[Data extracted from a collection]
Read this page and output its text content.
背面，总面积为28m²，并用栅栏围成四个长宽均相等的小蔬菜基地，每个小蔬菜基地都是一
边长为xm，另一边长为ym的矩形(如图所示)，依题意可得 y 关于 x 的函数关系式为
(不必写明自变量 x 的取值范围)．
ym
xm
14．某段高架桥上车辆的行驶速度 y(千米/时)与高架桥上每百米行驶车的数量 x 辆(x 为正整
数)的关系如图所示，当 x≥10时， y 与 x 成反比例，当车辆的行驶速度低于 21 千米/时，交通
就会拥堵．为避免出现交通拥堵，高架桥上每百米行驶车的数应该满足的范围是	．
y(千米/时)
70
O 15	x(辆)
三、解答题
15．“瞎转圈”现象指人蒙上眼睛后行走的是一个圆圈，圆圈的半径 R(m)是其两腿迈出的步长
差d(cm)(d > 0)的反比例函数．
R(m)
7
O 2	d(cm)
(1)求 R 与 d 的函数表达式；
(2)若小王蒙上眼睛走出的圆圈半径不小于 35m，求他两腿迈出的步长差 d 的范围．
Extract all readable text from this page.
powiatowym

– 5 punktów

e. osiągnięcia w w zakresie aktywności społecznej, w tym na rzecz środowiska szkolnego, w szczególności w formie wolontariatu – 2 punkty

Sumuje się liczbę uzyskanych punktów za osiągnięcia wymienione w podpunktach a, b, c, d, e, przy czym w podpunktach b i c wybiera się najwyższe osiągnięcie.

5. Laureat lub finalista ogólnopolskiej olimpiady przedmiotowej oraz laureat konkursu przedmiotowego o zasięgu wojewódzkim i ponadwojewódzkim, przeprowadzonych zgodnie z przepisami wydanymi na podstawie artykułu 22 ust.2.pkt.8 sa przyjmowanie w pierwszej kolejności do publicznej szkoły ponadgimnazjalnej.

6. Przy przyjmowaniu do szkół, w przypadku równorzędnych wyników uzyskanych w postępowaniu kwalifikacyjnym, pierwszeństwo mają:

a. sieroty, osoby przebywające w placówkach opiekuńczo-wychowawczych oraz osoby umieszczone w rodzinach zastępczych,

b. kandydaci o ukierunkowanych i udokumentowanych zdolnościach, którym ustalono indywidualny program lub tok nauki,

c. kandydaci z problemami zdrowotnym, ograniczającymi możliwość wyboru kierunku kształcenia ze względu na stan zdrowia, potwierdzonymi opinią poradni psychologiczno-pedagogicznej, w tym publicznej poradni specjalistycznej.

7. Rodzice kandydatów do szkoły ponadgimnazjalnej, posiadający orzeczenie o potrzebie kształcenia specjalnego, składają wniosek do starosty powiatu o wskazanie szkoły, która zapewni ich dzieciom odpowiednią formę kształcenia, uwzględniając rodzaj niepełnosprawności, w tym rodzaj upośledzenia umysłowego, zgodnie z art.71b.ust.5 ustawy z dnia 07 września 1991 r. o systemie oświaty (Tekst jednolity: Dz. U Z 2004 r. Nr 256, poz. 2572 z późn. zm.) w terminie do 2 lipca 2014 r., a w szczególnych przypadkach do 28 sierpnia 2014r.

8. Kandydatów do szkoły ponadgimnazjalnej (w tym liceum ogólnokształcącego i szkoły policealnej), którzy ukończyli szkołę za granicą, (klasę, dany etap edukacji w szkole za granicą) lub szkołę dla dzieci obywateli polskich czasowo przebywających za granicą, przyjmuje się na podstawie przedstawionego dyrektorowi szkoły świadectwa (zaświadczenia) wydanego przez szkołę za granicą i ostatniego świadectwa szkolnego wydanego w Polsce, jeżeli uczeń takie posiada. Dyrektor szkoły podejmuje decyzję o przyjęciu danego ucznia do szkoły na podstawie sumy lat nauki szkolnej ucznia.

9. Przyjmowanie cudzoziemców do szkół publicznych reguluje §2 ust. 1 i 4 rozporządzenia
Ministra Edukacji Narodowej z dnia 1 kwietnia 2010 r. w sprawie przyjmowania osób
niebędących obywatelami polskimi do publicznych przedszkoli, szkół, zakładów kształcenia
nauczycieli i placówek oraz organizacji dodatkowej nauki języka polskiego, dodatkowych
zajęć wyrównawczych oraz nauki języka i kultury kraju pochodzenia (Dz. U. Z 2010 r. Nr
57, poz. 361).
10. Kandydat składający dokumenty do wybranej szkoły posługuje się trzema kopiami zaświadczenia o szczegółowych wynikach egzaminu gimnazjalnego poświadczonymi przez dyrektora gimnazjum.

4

YOUR TASK -> Go through the listing and print each line exactly as it appears.

ANSWER TO THE TASK ->
Read this page and output its text content.
背面，总面积为28m²，并用栅栏围成四个长宽均相等的小蔬菜基地，每个小蔬菜基地都是一
边长为xm，另一边长为ym的矩形(如图所示)，依题意可得 y 关于 x 的函数关系式为
(不必写明自变量 x 的取值范围)．
ym
xm
14．某段高架桥上车辆的行驶速度 y(千米/时)与高架桥上每百米行驶车的数量 x 辆(x 为正整
数)的关系如图所示，当 x≥10时， y 与 x 成反比例，当车辆的行驶速度低于 21 千米/时，交通
就会拥堵．为避免出现交通拥堵，高架桥上每百米行驶车的数应该满足的范围是	．
y(千米/时)
70
O 15	x(辆)
三、解答题
15．“瞎转圈”现象指人蒙上眼睛后行走的是一个圆圈，圆圈的半径 R(m)是其两腿迈出的步长
差d(cm)(d > 0)的反比例函数．
R(m)
7
O 2	d(cm)
(1)求 R 与 d 的函数表达式；
(2)若小王蒙上眼睛走出的圆圈半径不小于 35m，求他两腿迈出的步长差 d 的范围．
Extract all readable text from this page.
powiatowym

– 5 punktów

e. osiągnięcia w w zakresie aktywności społecznej, w tym na rzecz środowiska szkolnego, w szczególności w formie wolontariatu – 2 punkty

Sumuje się liczbę uzyskanych punktów za osiągnięcia wymienione w podpunktach a, b, c, d, e, przy czym w podpunktach b i c wybiera się najwyższe osiągnięcie.

5. Laureat lub finalista ogólnopolskiej olimpiady przedmiotowej oraz laureat konkursu przedmiotowego o zasięgu wojewódzkim i ponadwojewódzkim, przeprowadzonych zgodnie z przepisami wydanymi na podstawie artykułu 22 ust.2.pkt.8 sa przyjmowanie w pierwszej kolejności do publicznej szkoły ponadgimnazjalnej.

6. Przy przyjmowaniu do szkół, w przypadku równorzędnych wyników uzyskanych w postępowaniu kwalifikacyjnym, pierwszeństwo mają:

a. sieroty, osoby przebywające w placówkach opiekuńczo-wychowawczych oraz osoby umieszczone w rodzinach zastępczych,

b. kandydaci o ukierunkowanych i udokumentowanych zdolnościach, którym ustalono indywidualny program lub tok nauki,

c. kandydaci z problemami zdrowotnym, ograniczającymi możliwość wyboru kierunku kształcenia ze względu na stan zdrowia, potwierdzonymi opinią poradni psychologiczno-pedagogicznej, w tym publicznej poradni specjalistycznej.

7. Rodzice kandydatów do szkoły ponadgimnazjalnej, posiadający orzeczenie o potrzebie kształcenia specjalnego, składają wniosek do starosty powiatu o wskazanie szkoły, która zapewni ich dzieciom odpowiednią formę kształcenia, uwzględniając rodzaj niepełnosprawności, w tym rodzaj upośledzenia umysłowego, zgodnie z art.71b.ust.5 ustawy z dnia 07 września 1991 r. o systemie oświaty (Tekst jednolity: Dz. U Z 2004 r. Nr 256, poz. 2572 z późn. zm.) w terminie do 2 lipca 2014 r., a w szczególnych przypadkach do 28 sierpnia 2014r.

8. Kandydatów do szkoły ponadgimnazjalnej (w tym liceum ogólnokształcącego i szkoły policealnej), którzy ukończyli szkołę za granicą, (klasę, dany etap edukacji w szkole za granicą) lub szkołę dla dzieci obywateli polskich czasowo przebywających za granicą, przyjmuje się na podstawie przedstawionego dyrektorowi szkoły świadectwa (zaświadczenia) wydanego przez szkołę za granicą i ostatniego świadectwa szkolnego wydanego w Polsce, jeżeli uczeń takie posiada. Dyrektor szkoły podejmuje decyzję o przyjęciu danego ucznia do szkoły na podstawie sumy lat nauki szkolnej ucznia.

9. Przyjmowanie cudzoziemców do szkół publicznych reguluje §2 ust. 1 i 4 rozporządzenia
Ministra Edukacji Narodowej z dnia 1 kwietnia 2010 r. w sprawie przyjmowania osób
niebędących obywatelami polskimi do publicznych przedszkoli, szkół, zakładów kształcenia
nauczycieli i placówek oraz organizacji dodatkowej nauki języka polskiego, dodatkowych
zajęć wyrównawczych oraz nauki języka i kultury kraju pochodzenia (Dz. U. Z 2010 r. Nr
57, poz. 361).
10. Kandydat składający dokumenty do wybranej szkoły posługuje się trzema kopiami zaświadczenia o szczegółowych wynikach egzaminu gimnazjalnego poświadczonymi przez dyrektora gimnazjum.

4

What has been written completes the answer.